***** DATASET CONTENT
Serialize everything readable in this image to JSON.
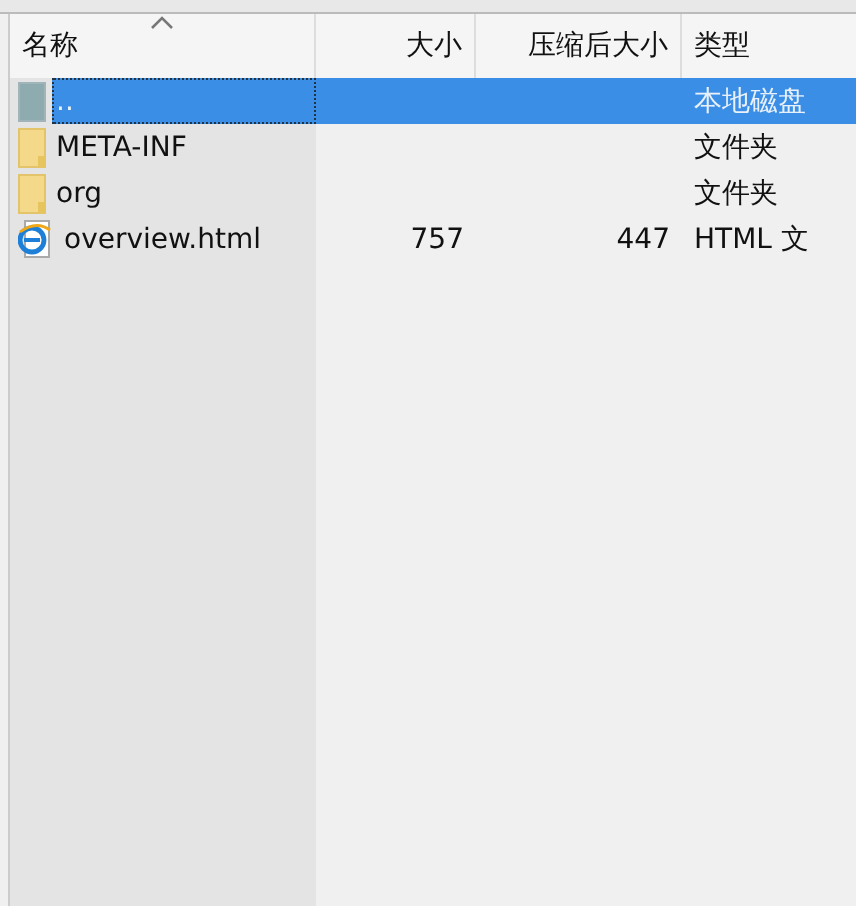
{
  "table": {
    "columns": [
      {
        "label": "名称",
        "sorted": true
      },
      {
        "label": "大小",
        "sorted": false
      },
      {
        "label": "压缩后大小",
        "sorted": false
      },
      {
        "label": "类型",
        "sorted": false
      }
    ],
    "rows": [
      {
        "kind": "parent",
        "name": "..",
        "size": "",
        "packed": "",
        "type": "本地磁盘",
        "selected": true
      },
      {
        "kind": "folder",
        "name": "META-INF",
        "size": "",
        "packed": "",
        "type": "文件夹",
        "selected": false
      },
      {
        "kind": "folder",
        "name": "org",
        "size": "",
        "packed": "",
        "type": "文件夹",
        "selected": false
      },
      {
        "kind": "html",
        "name": "overview.html",
        "size": "757",
        "packed": "447",
        "type": "HTML 文",
        "selected": false
      }
    ]
  }
}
**********
■ **AIM OF THE EXERCISE**
Omit the pictures and output all of the other material exactly.

■ **THE ANSWER**
Serialize everything readable in this image to JSON.
{
  "table": {
    "columns": [
      {
        "label": "名称",
        "sorted": true
      },
      {
        "label": "大小",
        "sorted": false
      },
      {
        "label": "压缩后大小",
        "sorted": false
      },
      {
        "label": "类型",
        "sorted": false
      }
    ],
    "rows": [
      {
        "kind": "parent",
        "name": "..",
        "size": "",
        "packed": "",
        "type": "本地磁盘",
        "selected": true
      },
      {
        "kind": "folder",
        "name": "META-INF",
        "size": "",
        "packed": "",
        "type": "文件夹",
        "selected": false
      },
      {
        "kind": "folder",
        "name": "org",
        "size": "",
        "packed": "",
        "type": "文件夹",
        "selected": false
      },
      {
        "kind": "html",
        "name": "overview.html",
        "size": "757",
        "packed": "447",
        "type": "HTML 文",
        "selected": false
      }
    ]
  }
}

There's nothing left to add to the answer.